[Data records]
»»

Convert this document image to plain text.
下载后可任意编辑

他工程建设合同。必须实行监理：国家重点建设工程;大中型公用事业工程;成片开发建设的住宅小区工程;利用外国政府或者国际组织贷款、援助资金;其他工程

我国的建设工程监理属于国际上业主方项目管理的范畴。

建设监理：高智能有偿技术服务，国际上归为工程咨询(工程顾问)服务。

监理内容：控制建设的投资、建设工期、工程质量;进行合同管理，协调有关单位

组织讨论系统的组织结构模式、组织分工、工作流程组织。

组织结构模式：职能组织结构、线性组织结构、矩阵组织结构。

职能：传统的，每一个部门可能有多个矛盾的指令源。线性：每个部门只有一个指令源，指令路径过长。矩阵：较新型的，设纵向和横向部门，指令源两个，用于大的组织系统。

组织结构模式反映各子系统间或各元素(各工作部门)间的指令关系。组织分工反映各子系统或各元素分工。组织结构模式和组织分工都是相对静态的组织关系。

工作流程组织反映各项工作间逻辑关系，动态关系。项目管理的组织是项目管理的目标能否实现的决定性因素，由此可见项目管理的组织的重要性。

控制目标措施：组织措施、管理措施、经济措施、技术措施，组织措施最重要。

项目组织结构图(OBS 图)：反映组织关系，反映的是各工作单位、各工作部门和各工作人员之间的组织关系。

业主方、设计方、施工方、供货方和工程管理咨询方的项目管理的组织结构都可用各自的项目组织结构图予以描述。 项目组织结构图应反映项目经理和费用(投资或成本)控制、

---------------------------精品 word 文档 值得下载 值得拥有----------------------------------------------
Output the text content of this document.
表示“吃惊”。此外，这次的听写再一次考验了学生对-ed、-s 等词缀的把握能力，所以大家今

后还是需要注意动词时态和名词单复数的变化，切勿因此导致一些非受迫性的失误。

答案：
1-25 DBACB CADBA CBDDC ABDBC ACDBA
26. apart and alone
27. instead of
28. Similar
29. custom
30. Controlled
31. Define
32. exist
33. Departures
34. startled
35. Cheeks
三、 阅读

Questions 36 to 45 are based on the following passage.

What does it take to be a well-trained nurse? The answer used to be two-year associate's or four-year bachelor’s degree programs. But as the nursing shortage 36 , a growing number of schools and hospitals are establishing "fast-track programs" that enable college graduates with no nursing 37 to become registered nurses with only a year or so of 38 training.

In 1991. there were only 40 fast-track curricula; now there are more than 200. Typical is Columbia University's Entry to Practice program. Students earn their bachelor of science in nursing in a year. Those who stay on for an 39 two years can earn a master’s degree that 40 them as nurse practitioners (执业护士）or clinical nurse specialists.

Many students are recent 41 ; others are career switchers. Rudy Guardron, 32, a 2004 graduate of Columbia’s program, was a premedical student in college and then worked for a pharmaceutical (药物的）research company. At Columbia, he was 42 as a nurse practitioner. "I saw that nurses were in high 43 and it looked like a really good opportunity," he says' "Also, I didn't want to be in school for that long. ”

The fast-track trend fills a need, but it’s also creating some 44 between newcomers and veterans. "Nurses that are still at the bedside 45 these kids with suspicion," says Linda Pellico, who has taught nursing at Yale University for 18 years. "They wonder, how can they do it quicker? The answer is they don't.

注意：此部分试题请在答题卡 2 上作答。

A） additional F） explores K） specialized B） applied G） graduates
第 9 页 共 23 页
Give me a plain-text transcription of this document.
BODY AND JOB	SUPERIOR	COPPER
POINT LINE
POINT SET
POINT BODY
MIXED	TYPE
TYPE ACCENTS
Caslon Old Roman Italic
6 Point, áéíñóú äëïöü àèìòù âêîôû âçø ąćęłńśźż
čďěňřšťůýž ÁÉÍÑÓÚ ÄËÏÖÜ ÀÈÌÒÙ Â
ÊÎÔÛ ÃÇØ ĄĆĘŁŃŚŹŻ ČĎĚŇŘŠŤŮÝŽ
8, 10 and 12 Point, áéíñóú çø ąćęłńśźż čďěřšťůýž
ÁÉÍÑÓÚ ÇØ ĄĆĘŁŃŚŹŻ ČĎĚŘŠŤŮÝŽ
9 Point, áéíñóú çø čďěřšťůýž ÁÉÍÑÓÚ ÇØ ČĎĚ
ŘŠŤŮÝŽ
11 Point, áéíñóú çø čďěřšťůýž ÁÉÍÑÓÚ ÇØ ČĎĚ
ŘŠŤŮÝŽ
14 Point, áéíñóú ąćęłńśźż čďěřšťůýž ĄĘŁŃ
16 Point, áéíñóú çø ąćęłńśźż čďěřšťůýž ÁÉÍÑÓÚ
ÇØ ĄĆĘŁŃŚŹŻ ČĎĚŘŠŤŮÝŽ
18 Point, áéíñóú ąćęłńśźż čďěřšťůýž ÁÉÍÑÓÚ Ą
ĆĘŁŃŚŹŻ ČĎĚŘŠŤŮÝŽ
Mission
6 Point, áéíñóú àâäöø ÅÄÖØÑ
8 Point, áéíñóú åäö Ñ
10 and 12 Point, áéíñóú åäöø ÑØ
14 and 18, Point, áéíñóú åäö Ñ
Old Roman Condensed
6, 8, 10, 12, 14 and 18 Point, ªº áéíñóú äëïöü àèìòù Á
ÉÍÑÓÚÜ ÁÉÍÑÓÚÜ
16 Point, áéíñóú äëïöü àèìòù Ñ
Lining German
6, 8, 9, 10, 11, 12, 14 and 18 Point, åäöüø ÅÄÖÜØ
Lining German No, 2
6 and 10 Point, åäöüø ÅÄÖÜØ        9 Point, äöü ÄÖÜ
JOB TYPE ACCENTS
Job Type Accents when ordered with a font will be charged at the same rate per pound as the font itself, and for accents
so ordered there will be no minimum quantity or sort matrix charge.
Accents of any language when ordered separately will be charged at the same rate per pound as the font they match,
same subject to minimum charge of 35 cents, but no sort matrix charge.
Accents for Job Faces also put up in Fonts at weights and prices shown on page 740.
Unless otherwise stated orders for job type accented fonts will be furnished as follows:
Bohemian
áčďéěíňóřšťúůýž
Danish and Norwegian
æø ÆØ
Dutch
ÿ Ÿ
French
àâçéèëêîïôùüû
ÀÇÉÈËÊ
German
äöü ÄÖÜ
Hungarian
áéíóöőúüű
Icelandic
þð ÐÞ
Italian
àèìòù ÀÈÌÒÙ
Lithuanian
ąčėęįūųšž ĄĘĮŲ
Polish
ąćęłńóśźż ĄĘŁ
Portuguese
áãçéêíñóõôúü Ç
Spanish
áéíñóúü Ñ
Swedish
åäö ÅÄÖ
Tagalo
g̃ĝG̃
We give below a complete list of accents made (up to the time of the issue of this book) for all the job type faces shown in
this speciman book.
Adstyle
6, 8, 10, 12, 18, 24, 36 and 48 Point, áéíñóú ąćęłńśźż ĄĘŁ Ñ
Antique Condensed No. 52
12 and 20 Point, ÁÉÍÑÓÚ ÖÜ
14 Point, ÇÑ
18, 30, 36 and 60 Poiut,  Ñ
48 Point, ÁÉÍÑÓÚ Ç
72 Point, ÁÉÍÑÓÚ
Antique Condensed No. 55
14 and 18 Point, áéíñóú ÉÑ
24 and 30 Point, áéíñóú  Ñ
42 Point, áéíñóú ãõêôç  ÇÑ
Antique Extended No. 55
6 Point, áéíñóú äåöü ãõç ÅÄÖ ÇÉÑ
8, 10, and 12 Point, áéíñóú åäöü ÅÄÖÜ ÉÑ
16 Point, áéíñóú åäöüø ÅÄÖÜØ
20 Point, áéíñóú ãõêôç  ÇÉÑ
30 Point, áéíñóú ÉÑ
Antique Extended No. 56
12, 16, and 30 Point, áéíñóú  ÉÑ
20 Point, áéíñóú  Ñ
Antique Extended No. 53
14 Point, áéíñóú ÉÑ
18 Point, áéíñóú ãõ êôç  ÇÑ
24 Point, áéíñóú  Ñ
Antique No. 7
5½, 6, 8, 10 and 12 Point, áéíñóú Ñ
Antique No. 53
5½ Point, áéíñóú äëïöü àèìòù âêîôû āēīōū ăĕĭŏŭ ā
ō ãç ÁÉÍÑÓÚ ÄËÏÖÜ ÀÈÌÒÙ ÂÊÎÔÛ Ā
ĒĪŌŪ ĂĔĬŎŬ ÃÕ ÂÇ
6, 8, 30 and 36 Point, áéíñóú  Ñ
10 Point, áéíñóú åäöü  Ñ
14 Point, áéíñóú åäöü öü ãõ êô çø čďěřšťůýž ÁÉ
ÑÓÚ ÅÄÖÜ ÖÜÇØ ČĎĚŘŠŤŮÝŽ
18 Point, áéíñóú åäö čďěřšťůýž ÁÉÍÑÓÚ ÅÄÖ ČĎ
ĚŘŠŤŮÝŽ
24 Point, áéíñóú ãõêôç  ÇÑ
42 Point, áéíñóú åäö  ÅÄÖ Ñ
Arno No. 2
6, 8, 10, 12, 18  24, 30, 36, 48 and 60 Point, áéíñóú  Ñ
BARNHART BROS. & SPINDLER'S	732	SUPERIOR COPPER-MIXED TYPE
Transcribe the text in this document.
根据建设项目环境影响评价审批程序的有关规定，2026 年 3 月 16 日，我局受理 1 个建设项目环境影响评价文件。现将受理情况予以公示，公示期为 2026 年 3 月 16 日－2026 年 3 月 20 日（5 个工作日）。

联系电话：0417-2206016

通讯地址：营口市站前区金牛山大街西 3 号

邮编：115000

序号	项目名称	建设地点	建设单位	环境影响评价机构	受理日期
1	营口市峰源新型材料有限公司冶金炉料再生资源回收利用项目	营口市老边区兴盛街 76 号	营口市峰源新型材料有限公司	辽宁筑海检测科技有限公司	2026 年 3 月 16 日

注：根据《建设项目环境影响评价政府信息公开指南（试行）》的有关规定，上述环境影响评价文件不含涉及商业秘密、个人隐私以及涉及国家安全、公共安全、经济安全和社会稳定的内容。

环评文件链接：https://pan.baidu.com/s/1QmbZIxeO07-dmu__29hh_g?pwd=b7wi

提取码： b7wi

««

Identify how many lines in the entries above contain the word "sort" and provide only that figure.

2